GIVEN PROBLEM
Output only the count of lines that contain "Tekst".

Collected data

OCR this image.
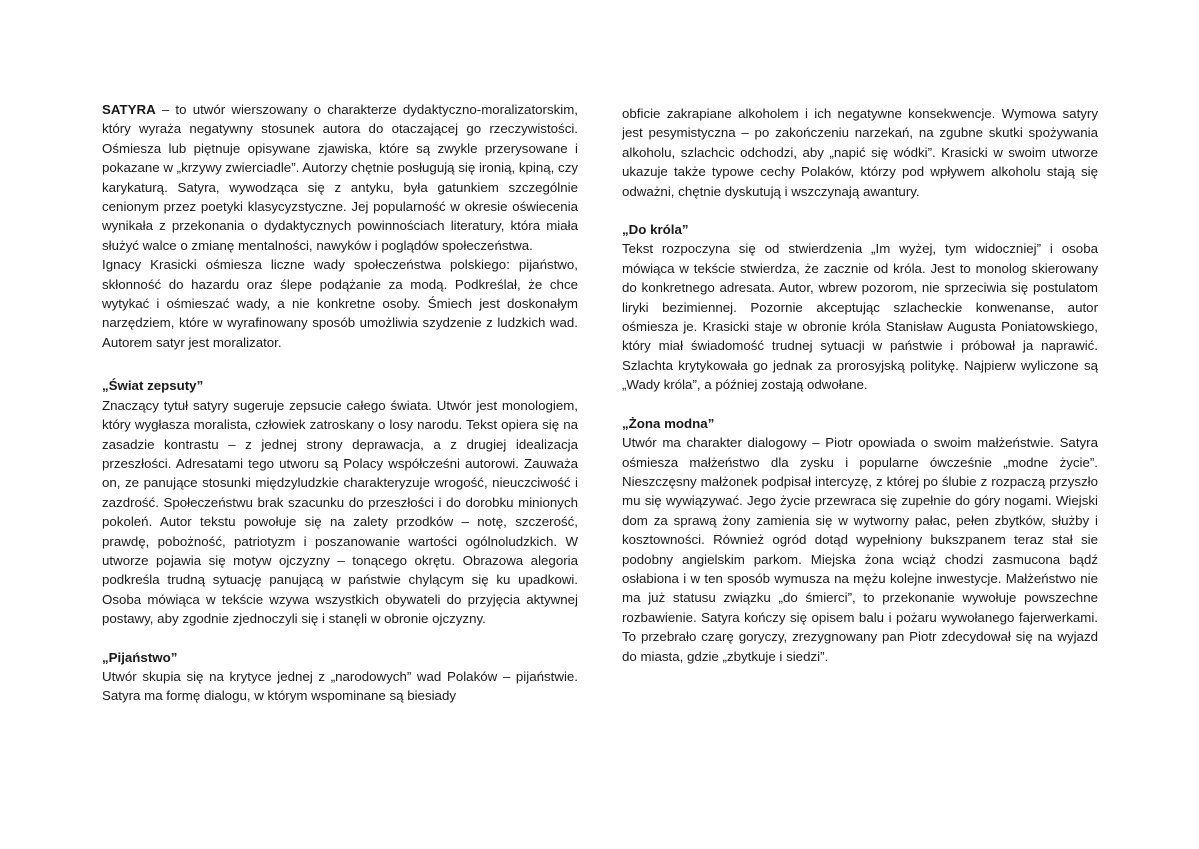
SATYRA – to utwór wierszowany o charakterze dydaktyczno-moralizatorskim, który wyraża negatywny stosunek autora do otaczającej go rzeczywistości. Ośmiesza lub piętnuje opisywane zjawiska, które są zwykle przerysowane i pokazane w „krzywy zwierciadle”. Autorzy chętnie posługują się ironią, kpiną, czy karykaturą. Satyra, wywodząca się z antyku, była gatunkiem szczególnie cenionym przez poetyki klasycyzstyczne. Jej popularność w okresie oświecenia wynikała z przekonania o dydaktycznych powinnościach literatury, która miała służyć walce o zmianę mentalności, nawyków i poglądów społeczeństwa.

Ignacy Krasicki ośmiesza liczne wady społeczeństwa polskiego: pijaństwo, skłonność do hazardu oraz ślepe podążanie za modą. Podkreślał, że chce wytykać i ośmieszać wady, a nie konkretne osoby. Śmiech jest doskonałym narzędziem, które w wyrafinowany sposób umożliwia szydzenie z ludzkich wad. Autorem satyr jest moralizator.

„Świat zepsuty”

Znaczący tytuł satyry sugeruje zepsucie całego świata. Utwór jest monologiem, który wygłasza moralista, człowiek zatroskany o losy narodu. Tekst opiera się na zasadzie kontrastu – z jednej strony deprawacja, a z drugiej idealizacja przeszłości. Adresatami tego utworu są Polacy współcześni autorowi. Zauważa on, ze panujące stosunki międzyludzkie charakteryzuje wrogość, nieuczciwość i zazdrość. Społeczeństwu brak szacunku do przeszłości i do dorobku minionych pokoleń. Autor tekstu powołuje się na zalety przodków – notę, szczerość, prawdę, pobożność, patriotyzm i poszanowanie wartości ogólnoludzkich. W utworze pojawia się motyw ojczyzny – tonącego okrętu. Obrazowa alegoria podkreśla trudną sytuację panującą w państwie chylącym się ku upadkowi. Osoba mówiąca w tekście wzywa wszystkich obywateli do przyjęcia aktywnej postawy, aby zgodnie zjednoczyli się i stanęli w obronie ojczyzny.

„Pijaństwo”

Utwór skupia się na krytyce jednej z „narodowych” wad Polaków – pijaństwie. Satyra ma formę dialogu, w którym wspominane są biesiady

obficie zakrapiane alkoholem i ich negatywne konsekwencje. Wymowa satyry jest pesymistyczna – po zakończeniu narzekań, na zgubne skutki spożywania alkoholu, szlachcic odchodzi, aby „napić się wódki”. Krasicki w swoim utworze ukazuje także typowe cechy Polaków, którzy pod wpływem alkoholu stają się odważni, chętnie dyskutują i wszczynają awantury.

„Do króla”

Tekst rozpoczyna się od stwierdzenia „Im wyżej, tym widoczniej” i osoba mówiąca w tekście stwierdza, że zacznie od króla. Jest to monolog skierowany do konkretnego adresata. Autor, wbrew pozorom, nie sprzeciwia się postulatom liryki bezimiennej. Pozornie akceptując szlacheckie konwenanse, autor ośmiesza je. Krasicki staje w obronie króla Stanisław Augusta Poniatowskiego, który miał świadomość trudnej sytuacji w państwie i próbował ja naprawić. Szlachta krytykowała go jednak za prorosyjską politykę. Najpierw wyliczone są „Wady króla”, a później zostają odwołane.

„Żona modna”

Utwór ma charakter dialogowy – Piotr opowiada o swoim małżeństwie. Satyra ośmiesza małżeństwo dla zysku i popularne ówcześnie „modne życie”. Nieszczęsny małżonek podpisał intercyzę, z której po ślubie z rozpaczą przyszło mu się wywiązywać. Jego życie przewraca się zupełnie do góry nogami. Wiejski dom za sprawą żony zamienia się w wytworny pałac, pełen zbytków, służby i kosztowności. Również ogród dotąd wypełniony bukszpanem teraz stał sie podobny angielskim parkom. Miejska żona wciąż chodzi zasmucona bądź osłabiona i w ten sposób wymusza na mężu kolejne inwestycje. Małżeństwo nie ma już statusu związku „do śmierci”, to przekonanie wywołuje powszechne rozbawienie. Satyra kończy się opisem balu i pożaru wywołanego fajerwerkami. To przebrało czarę goryczy, zrezygnowany pan Piotr zdecydował się na wyjazd do miasta, gdzie „zbytkuje i siedzi”.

EXERCISE SOLUTION
2